Work instructions:
Show every line of the records below that contains the word "track".

Source data

* * *

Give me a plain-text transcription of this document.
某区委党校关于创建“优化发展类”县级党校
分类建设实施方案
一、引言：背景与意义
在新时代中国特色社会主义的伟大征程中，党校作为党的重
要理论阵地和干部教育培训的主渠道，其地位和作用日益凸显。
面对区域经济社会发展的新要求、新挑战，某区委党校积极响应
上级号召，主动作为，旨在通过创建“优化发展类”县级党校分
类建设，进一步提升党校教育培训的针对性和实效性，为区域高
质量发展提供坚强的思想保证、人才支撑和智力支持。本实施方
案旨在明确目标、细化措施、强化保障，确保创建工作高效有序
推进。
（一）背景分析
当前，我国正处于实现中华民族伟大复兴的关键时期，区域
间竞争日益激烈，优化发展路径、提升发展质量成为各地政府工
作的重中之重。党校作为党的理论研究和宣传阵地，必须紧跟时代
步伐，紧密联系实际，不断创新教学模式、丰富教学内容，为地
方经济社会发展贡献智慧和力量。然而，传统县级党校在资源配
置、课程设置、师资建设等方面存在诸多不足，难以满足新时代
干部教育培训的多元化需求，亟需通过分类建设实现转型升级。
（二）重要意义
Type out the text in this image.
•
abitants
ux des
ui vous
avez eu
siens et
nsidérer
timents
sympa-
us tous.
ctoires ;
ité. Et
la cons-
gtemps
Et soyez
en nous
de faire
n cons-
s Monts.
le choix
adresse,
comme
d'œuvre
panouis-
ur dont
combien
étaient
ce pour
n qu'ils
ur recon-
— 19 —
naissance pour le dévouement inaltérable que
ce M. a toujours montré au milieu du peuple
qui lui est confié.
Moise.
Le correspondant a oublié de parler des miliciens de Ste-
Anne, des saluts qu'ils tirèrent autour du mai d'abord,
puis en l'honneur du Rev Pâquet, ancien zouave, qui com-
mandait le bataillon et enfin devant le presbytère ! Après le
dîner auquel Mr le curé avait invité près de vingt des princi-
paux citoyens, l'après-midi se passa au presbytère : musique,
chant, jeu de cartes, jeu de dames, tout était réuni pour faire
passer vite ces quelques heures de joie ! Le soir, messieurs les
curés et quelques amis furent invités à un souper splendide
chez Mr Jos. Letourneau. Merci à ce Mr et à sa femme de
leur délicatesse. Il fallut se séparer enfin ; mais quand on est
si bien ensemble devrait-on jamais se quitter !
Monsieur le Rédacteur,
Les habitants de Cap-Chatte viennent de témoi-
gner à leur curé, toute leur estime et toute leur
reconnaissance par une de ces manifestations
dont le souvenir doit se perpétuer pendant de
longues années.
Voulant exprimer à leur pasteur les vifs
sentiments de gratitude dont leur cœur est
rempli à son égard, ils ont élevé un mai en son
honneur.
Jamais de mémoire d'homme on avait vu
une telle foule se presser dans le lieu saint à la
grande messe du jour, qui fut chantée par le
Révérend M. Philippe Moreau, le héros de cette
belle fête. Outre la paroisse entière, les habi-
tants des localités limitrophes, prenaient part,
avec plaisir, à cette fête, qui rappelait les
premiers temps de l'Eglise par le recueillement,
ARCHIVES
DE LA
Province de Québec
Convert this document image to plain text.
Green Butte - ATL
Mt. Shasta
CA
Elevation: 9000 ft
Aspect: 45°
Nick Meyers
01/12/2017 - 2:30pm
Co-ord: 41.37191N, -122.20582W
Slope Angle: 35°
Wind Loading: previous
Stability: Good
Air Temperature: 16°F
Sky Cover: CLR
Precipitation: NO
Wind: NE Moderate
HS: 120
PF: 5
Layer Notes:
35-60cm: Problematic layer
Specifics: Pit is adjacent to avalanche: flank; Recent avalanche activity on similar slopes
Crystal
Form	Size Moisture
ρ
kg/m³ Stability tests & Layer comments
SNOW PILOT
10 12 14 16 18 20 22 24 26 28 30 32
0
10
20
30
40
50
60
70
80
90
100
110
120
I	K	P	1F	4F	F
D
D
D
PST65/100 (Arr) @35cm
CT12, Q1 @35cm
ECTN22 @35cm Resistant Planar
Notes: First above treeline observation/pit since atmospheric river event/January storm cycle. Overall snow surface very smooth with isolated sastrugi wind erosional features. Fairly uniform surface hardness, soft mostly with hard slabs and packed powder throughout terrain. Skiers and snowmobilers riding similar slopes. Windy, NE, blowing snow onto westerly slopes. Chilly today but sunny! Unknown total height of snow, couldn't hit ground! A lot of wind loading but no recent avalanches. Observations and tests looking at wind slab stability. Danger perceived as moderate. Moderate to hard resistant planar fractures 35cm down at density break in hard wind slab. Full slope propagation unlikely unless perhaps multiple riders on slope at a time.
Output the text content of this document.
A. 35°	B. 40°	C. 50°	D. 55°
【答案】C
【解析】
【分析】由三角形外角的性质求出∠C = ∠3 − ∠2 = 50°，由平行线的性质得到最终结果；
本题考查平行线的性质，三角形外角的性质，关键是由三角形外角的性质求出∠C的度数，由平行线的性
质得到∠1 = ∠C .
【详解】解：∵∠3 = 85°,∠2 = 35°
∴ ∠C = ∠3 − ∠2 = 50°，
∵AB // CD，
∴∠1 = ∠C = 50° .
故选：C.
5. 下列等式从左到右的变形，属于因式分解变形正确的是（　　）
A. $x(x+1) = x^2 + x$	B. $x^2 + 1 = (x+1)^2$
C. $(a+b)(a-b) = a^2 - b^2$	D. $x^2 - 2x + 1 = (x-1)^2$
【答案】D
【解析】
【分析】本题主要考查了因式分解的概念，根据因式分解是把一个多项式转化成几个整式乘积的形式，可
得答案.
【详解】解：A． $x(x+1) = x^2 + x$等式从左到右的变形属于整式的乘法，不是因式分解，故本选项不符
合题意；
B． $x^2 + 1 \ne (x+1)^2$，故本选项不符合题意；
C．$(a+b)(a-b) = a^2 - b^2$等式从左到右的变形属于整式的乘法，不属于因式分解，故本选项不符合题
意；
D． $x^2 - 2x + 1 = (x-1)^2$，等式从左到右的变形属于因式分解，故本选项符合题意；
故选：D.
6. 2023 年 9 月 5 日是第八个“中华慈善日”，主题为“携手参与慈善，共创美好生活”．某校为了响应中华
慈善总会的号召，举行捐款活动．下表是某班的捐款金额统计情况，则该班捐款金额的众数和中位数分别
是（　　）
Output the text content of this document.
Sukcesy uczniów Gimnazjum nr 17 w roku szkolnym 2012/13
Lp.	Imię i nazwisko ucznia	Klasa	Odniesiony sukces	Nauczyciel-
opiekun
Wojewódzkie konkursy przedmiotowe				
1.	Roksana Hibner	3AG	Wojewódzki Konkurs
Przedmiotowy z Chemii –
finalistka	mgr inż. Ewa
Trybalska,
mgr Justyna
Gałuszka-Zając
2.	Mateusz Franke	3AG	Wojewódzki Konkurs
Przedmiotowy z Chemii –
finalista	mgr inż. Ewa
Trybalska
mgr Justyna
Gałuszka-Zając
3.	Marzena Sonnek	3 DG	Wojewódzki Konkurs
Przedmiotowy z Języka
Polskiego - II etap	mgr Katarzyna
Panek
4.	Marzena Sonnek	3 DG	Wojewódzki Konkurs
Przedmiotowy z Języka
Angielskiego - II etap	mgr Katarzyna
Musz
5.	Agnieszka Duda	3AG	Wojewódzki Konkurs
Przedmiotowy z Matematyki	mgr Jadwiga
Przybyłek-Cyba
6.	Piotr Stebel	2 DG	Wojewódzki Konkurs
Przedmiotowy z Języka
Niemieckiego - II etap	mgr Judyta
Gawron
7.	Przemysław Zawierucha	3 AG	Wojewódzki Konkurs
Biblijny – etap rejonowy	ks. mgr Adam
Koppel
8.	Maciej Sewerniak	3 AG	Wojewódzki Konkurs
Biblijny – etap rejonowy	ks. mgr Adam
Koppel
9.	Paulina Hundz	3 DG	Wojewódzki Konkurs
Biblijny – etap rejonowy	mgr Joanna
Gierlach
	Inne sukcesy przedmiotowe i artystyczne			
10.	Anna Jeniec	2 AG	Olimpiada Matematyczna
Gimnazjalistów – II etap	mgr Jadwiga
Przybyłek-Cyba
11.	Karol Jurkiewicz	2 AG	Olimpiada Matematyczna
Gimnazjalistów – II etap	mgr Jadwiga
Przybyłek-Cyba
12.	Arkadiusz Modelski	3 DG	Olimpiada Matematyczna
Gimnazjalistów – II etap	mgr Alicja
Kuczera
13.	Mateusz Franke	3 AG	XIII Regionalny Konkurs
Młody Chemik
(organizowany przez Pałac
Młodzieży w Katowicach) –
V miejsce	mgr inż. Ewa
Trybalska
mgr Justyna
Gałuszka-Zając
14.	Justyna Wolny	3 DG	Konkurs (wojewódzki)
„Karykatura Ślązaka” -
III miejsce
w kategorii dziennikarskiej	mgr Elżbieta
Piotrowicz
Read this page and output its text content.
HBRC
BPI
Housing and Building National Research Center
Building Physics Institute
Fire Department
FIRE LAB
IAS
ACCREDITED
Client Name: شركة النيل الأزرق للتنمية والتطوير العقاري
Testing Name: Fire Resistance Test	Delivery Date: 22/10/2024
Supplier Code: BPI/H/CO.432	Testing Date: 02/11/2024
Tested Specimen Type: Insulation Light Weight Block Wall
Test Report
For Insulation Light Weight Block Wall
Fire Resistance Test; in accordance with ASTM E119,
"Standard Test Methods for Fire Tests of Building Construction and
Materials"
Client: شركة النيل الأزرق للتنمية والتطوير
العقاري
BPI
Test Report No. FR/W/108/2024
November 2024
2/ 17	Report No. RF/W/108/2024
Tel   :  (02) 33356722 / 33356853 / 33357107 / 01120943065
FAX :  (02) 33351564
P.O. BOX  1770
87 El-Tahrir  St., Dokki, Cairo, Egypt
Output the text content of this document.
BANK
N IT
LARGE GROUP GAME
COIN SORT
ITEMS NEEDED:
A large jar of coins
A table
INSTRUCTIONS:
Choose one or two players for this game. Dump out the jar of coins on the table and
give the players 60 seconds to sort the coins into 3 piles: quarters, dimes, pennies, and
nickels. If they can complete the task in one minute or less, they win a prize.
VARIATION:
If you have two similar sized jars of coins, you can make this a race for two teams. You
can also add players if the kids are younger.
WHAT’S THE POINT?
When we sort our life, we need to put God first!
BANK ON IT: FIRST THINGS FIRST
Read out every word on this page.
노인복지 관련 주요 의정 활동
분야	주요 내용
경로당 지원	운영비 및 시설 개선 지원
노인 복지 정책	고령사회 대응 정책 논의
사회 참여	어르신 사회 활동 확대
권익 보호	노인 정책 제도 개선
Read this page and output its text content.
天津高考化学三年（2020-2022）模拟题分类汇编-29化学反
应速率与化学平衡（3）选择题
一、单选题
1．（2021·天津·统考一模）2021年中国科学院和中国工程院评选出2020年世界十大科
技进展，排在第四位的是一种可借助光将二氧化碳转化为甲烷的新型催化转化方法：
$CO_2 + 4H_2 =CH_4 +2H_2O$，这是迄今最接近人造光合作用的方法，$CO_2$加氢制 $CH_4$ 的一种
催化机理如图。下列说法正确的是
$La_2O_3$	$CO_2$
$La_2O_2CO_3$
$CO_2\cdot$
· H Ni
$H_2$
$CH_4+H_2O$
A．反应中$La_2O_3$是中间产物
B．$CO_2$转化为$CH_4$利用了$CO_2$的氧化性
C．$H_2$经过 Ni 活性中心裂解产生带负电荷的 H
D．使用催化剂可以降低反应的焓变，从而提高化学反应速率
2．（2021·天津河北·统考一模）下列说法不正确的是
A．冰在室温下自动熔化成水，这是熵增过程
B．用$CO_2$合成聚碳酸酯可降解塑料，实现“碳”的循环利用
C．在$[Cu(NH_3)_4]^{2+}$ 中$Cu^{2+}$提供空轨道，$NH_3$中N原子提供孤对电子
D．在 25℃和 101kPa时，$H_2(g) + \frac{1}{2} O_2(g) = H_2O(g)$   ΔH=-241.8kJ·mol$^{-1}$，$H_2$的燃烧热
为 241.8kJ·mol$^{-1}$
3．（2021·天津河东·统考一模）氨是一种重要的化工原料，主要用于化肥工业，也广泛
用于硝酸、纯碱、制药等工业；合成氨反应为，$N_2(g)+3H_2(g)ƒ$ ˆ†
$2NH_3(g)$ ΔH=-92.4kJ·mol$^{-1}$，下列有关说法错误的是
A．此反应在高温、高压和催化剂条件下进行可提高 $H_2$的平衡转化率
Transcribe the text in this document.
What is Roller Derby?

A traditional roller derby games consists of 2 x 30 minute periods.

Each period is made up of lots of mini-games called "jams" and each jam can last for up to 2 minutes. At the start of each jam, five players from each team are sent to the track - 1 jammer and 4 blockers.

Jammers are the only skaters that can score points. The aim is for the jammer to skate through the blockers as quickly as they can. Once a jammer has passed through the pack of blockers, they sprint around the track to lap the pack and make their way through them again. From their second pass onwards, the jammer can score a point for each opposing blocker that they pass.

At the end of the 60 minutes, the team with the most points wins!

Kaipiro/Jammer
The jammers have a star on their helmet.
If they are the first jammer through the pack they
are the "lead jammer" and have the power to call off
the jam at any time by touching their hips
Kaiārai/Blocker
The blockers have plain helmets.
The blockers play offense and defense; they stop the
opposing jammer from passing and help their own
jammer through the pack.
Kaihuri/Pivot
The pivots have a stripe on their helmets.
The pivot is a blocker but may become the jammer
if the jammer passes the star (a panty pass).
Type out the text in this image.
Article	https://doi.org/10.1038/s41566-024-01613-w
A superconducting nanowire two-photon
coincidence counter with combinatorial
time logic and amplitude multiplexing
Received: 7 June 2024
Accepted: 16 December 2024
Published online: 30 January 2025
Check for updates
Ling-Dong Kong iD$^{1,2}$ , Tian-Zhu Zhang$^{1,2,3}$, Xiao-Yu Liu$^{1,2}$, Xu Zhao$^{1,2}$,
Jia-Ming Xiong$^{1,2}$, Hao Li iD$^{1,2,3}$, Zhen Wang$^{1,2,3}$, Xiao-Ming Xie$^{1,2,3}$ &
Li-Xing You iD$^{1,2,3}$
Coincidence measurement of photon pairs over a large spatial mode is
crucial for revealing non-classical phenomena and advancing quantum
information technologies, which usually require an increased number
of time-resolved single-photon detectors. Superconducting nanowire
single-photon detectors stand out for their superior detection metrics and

* * *

Answer:
Each period is made up of lots of mini-games called "jams" and each jam can last for up to 2 minutes. At the start of each jam, five players from each team are sent to the track - 1 jammer and 4 blockers.
Jammers are the only skaters that can score points. The aim is for the jammer to skate through the blockers as quickly as they can. Once a jammer has passed through the pack of blockers, they sprint around the track to lap the pack and make their way through them again. From their second pass onwards, the jammer can score a point for each opposing blocker that they pass.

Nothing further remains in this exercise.